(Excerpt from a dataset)
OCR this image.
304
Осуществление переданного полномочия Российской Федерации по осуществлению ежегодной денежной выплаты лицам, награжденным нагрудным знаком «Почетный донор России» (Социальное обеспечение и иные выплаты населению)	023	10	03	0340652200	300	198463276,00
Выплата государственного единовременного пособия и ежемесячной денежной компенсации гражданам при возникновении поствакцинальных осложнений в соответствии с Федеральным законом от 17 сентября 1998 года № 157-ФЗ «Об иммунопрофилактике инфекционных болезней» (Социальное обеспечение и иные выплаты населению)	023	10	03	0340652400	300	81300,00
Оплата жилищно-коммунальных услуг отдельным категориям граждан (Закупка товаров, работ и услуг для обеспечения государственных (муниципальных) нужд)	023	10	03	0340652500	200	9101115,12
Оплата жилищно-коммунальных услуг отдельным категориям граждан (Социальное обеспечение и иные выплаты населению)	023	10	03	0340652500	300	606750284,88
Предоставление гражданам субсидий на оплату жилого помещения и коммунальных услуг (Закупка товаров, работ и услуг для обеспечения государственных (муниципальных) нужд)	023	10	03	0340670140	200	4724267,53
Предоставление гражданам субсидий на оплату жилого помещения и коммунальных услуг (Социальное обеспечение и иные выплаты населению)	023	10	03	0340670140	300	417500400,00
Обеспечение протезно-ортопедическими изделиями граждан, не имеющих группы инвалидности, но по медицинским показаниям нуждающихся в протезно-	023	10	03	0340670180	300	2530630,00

[Prompt] Write the data from above out again, exactly.

[Finished task]
OCR this image.
304
Осуществление переданного полномочия Российской Федерации по осуществлению ежегодной денежной выплаты лицам, награжденным нагрудным знаком «Почетный донор России» (Социальное обеспечение и иные выплаты населению)	023	10	03	0340652200	300	198463276,00
Выплата государственного единовременного пособия и ежемесячной денежной компенсации гражданам при возникновении поствакцинальных осложнений в соответствии с Федеральным законом от 17 сентября 1998 года № 157-ФЗ «Об иммунопрофилактике инфекционных болезней» (Социальное обеспечение и иные выплаты населению)	023	10	03	0340652400	300	81300,00
Оплата жилищно-коммунальных услуг отдельным категориям граждан (Закупка товаров, работ и услуг для обеспечения государственных (муниципальных) нужд)	023	10	03	0340652500	200	9101115,12
Оплата жилищно-коммунальных услуг отдельным категориям граждан (Социальное обеспечение и иные выплаты населению)	023	10	03	0340652500	300	606750284,88
Предоставление гражданам субсидий на оплату жилого помещения и коммунальных услуг (Закупка товаров, работ и услуг для обеспечения государственных (муниципальных) нужд)	023	10	03	0340670140	200	4724267,53
Предоставление гражданам субсидий на оплату жилого помещения и коммунальных услуг (Социальное обеспечение и иные выплаты населению)	023	10	03	0340670140	300	417500400,00
Обеспечение протезно-ортопедическими изделиями граждан, не имеющих группы инвалидности, но по медицинским показаниям нуждающихся в протезно-	023	10	03	0340670180	300	2530630,00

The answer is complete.